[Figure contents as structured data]
★ ★ ★ ★ ★

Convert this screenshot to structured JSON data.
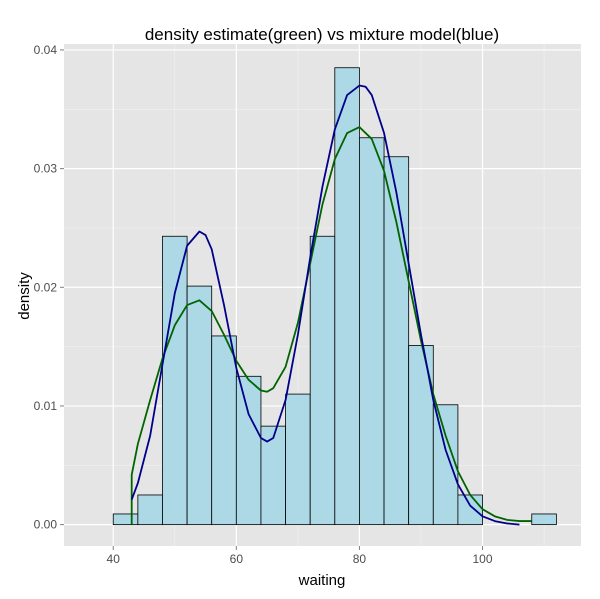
{
  "chart_data": {
    "type": "histogram",
    "title": "density estimate(green) vs mixture model(blue)",
    "xlabel": "waiting",
    "ylabel": "density",
    "xlim": [
      32,
      116
    ],
    "ylim": [
      -0.0018,
      0.0405
    ],
    "x_ticks": [
      40,
      60,
      80,
      100
    ],
    "y_ticks": [
      0.0,
      0.01,
      0.02,
      0.03,
      0.04
    ],
    "y_tick_labels": [
      "0.00",
      "0.01",
      "0.02",
      "0.03",
      "0.04"
    ],
    "grid": true,
    "background": "#e5e5e5",
    "bar_fill": "#add8e6",
    "bar_edge": "#000000",
    "bins": [
      {
        "x0": 36,
        "x1": 40,
        "density": 0.0
      },
      {
        "x0": 40,
        "x1": 44,
        "density": 0.0009
      },
      {
        "x0": 44,
        "x1": 48,
        "density": 0.0025
      },
      {
        "x0": 48,
        "x1": 52,
        "density": 0.0243
      },
      {
        "x0": 52,
        "x1": 56,
        "density": 0.0201
      },
      {
        "x0": 56,
        "x1": 60,
        "density": 0.0159
      },
      {
        "x0": 60,
        "x1": 64,
        "density": 0.0125
      },
      {
        "x0": 64,
        "x1": 68,
        "density": 0.0083
      },
      {
        "x0": 68,
        "x1": 72,
        "density": 0.011
      },
      {
        "x0": 72,
        "x1": 76,
        "density": 0.0243
      },
      {
        "x0": 76,
        "x1": 80,
        "density": 0.0385
      },
      {
        "x0": 80,
        "x1": 84,
        "density": 0.0326
      },
      {
        "x0": 84,
        "x1": 88,
        "density": 0.031
      },
      {
        "x0": 88,
        "x1": 92,
        "density": 0.0151
      },
      {
        "x0": 92,
        "x1": 96,
        "density": 0.0101
      },
      {
        "x0": 96,
        "x1": 100,
        "density": 0.0025
      },
      {
        "x0": 100,
        "x1": 104,
        "density": 0.0
      },
      {
        "x0": 104,
        "x1": 108,
        "density": 0.0
      },
      {
        "x0": 108,
        "x1": 112,
        "density": 0.0009
      }
    ],
    "series": [
      {
        "color": "#006400",
        "x": [
          43,
          43,
          44,
          46,
          48,
          50,
          52,
          54,
          56,
          58,
          60,
          62,
          64,
          65,
          66,
          68,
          70,
          72,
          74,
          76,
          78,
          80,
          82,
          84,
          86,
          88,
          90,
          92,
          94,
          96,
          98,
          100,
          102,
          104,
          106,
          108
        ],
        "y": [
          0.0,
          0.0042,
          0.0068,
          0.0105,
          0.014,
          0.0168,
          0.0185,
          0.0189,
          0.018,
          0.016,
          0.0138,
          0.0122,
          0.0113,
          0.0112,
          0.0115,
          0.0133,
          0.017,
          0.022,
          0.027,
          0.0308,
          0.033,
          0.0335,
          0.0325,
          0.0298,
          0.0255,
          0.0205,
          0.0155,
          0.011,
          0.0075,
          0.0045,
          0.0025,
          0.0013,
          0.0007,
          0.0004,
          0.0003,
          0.0003
        ]
      },
      {
        "color": "#00008b",
        "x": [
          43,
          44,
          46,
          48,
          50,
          52,
          54,
          55,
          56,
          58,
          60,
          62,
          64,
          65,
          66,
          68,
          70,
          72,
          74,
          76,
          78,
          80,
          81,
          82,
          84,
          86,
          88,
          90,
          92,
          94,
          96,
          98,
          100,
          102,
          104,
          106
        ],
        "y": [
          0.0021,
          0.0035,
          0.0075,
          0.0135,
          0.0195,
          0.0235,
          0.0247,
          0.0244,
          0.0232,
          0.0185,
          0.0132,
          0.0093,
          0.0073,
          0.007,
          0.0073,
          0.0105,
          0.016,
          0.0225,
          0.0285,
          0.0333,
          0.0362,
          0.037,
          0.0369,
          0.0362,
          0.033,
          0.028,
          0.022,
          0.016,
          0.0105,
          0.0063,
          0.0034,
          0.0016,
          0.0007,
          0.0003,
          0.0001,
          0.0
        ]
      }
    ]
  }
}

★ ★ ★ ★ ★

Every line above should be repeated exactly; pictures stay out of the copy.

The response:
Convert this screenshot to structured JSON data.
{
  "chart_data": {
    "type": "histogram",
    "title": "density estimate(green) vs mixture model(blue)",
    "xlabel": "waiting",
    "ylabel": "density",
    "xlim": [
      32,
      116
    ],
    "ylim": [
      -0.0018,
      0.0405
    ],
    "x_ticks": [
      40,
      60,
      80,
      100
    ],
    "y_ticks": [
      0.0,
      0.01,
      0.02,
      0.03,
      0.04
    ],
    "y_tick_labels": [
      "0.00",
      "0.01",
      "0.02",
      "0.03",
      "0.04"
    ],
    "grid": true,
    "background": "#e5e5e5",
    "bar_fill": "#add8e6",
    "bar_edge": "#000000",
    "bins": [
      {
        "x0": 36,
        "x1": 40,
        "density": 0.0
      },
      {
        "x0": 40,
        "x1": 44,
        "density": 0.0009
      },
      {
        "x0": 44,
        "x1": 48,
        "density": 0.0025
      },
      {
        "x0": 48,
        "x1": 52,
        "density": 0.0243
      },
      {
        "x0": 52,
        "x1": 56,
        "density": 0.0201
      },
      {
        "x0": 56,
        "x1": 60,
        "density": 0.0159
      },
      {
        "x0": 60,
        "x1": 64,
        "density": 0.0125
      },
      {
        "x0": 64,
        "x1": 68,
        "density": 0.0083
      },
      {
        "x0": 68,
        "x1": 72,
        "density": 0.011
      },
      {
        "x0": 72,
        "x1": 76,
        "density": 0.0243
      },
      {
        "x0": 76,
        "x1": 80,
        "density": 0.0385
      },
      {
        "x0": 80,
        "x1": 84,
        "density": 0.0326
      },
      {
        "x0": 84,
        "x1": 88,
        "density": 0.031
      },
      {
        "x0": 88,
        "x1": 92,
        "density": 0.0151
      },
      {
        "x0": 92,
        "x1": 96,
        "density": 0.0101
      },
      {
        "x0": 96,
        "x1": 100,
        "density": 0.0025
      },
      {
        "x0": 100,
        "x1": 104,
        "density": 0.0
      },
      {
        "x0": 104,
        "x1": 108,
        "density": 0.0
      },
      {
        "x0": 108,
        "x1": 112,
        "density": 0.0009
      }
    ],
    "series": [
      {
        "color": "#006400",
        "x": [
          43,
          43,
          44,
          46,
          48,
          50,
          52,
          54,
          56,
          58,
          60,
          62,
          64,
          65,
          66,
          68,
          70,
          72,
          74,
          76,
          78,
          80,
          82,
          84,
          86,
          88,
          90,
          92,
          94,
          96,
          98,
          100,
          102,
          104,
          106,
          108
        ],
        "y": [
          0.0,
          0.0042,
          0.0068,
          0.0105,
          0.014,
          0.0168,
          0.0185,
          0.0189,
          0.018,
          0.016,
          0.0138,
          0.0122,
          0.0113,
          0.0112,
          0.0115,
          0.0133,
          0.017,
          0.022,
          0.027,
          0.0308,
          0.033,
          0.0335,
          0.0325,
          0.0298,
          0.0255,
          0.0205,
          0.0155,
          0.011,
          0.0075,
          0.0045,
          0.0025,
          0.0013,
          0.0007,
          0.0004,
          0.0003,
          0.0003
        ]
      },
      {
        "color": "#00008b",
        "x": [
          43,
          44,
          46,
          48,
          50,
          52,
          54,
          55,
          56,
          58,
          60,
          62,
          64,
          65,
          66,
          68,
          70,
          72,
          74,
          76,
          78,
          80,
          81,
          82,
          84,
          86,
          88,
          90,
          92,
          94,
          96,
          98,
          100,
          102,
          104,
          106
        ],
        "y": [
          0.0021,
          0.0035,
          0.0075,
          0.0135,
          0.0195,
          0.0235,
          0.0247,
          0.0244,
          0.0232,
          0.0185,
          0.0132,
          0.0093,
          0.0073,
          0.007,
          0.0073,
          0.0105,
          0.016,
          0.0225,
          0.0285,
          0.0333,
          0.0362,
          0.037,
          0.0369,
          0.0362,
          0.033,
          0.028,
          0.022,
          0.016,
          0.0105,
          0.0063,
          0.0034,
          0.0016,
          0.0007,
          0.0003,
          0.0001,
          0.0
        ]
      }
    ]
  }
}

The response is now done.